→ Exercise prompt: Please format each line of the items below as one string in a JSON list, skipping any blank lines.

→ Items:
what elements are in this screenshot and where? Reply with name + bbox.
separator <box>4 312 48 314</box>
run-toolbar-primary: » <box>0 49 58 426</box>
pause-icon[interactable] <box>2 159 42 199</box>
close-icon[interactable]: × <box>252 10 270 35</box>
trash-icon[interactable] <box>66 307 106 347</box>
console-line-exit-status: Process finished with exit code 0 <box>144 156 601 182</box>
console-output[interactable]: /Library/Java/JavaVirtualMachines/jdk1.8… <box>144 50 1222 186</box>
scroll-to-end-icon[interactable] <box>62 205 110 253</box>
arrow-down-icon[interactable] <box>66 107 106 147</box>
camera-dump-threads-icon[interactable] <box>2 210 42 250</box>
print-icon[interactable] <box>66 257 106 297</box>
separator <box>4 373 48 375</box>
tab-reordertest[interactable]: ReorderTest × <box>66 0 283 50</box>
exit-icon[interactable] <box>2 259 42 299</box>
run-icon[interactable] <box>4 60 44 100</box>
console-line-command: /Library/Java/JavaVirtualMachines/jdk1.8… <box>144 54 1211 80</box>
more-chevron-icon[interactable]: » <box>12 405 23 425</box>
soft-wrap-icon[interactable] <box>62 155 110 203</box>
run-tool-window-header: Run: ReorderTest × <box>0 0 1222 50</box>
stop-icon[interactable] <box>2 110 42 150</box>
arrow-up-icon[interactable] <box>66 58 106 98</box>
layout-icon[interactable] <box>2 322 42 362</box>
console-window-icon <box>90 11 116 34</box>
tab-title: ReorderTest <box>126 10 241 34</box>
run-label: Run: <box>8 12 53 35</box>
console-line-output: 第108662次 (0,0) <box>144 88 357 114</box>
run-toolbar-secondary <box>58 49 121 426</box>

→ The solution:
[
  "what elements are in this screenshot and where? Reply with name + bbox.",
  "separator <box>4 312 48 314</box>",
  "run-toolbar-primary: » <box>0 49 58 426</box>",
  "pause-icon[interactable] <box>2 159 42 199</box>",
  "close-icon[interactable]: × <box>252 10 270 35</box>",
  "trash-icon[interactable] <box>66 307 106 347</box>",
  "console-line-exit-status: Process finished with exit code 0 <box>144 156 601 182</box>",
  "console-output[interactable]: /Library/Java/JavaVirtualMachines/jdk1.8… <box>144 50 1222 186</box>",
  "scroll-to-end-icon[interactable] <box>62 205 110 253</box>",
  "arrow-down-icon[interactable] <box>66 107 106 147</box>",
  "camera-dump-threads-icon[interactable] <box>2 210 42 250</box>",
  "print-icon[interactable] <box>66 257 106 297</box>",
  "separator <box>4 373 48 375</box>",
  "tab-reordertest[interactable]: ReorderTest × <box>66 0 283 50</box>",
  "exit-icon[interactable] <box>2 259 42 299</box>",
  "run-icon[interactable] <box>4 60 44 100</box>",
  "console-line-command: /Library/Java/JavaVirtualMachines/jdk1.8… <box>144 54 1211 80</box>",
  "more-chevron-icon[interactable]: » <box>12 405 23 425</box>",
  "soft-wrap-icon[interactable] <box>62 155 110 203</box>",
  "run-tool-window-header: Run: ReorderTest × <box>0 0 1222 50</box>",
  "stop-icon[interactable] <box>2 110 42 150</box>",
  "arrow-up-icon[interactable] <box>66 58 106 98</box>",
  "layout-icon[interactable] <box>2 322 42 362</box>",
  "console-window-icon <box>90 11 116 34</box>",
  "tab-title: ReorderTest <box>126 10 241 34</box>",
  "run-label: Run: <box>8 12 53 35</box>",
  "console-line-output: 第108662次 (0,0) <box>144 88 357 114</box>",
  "run-toolbar-secondary <box>58 49 121 426</box>"
]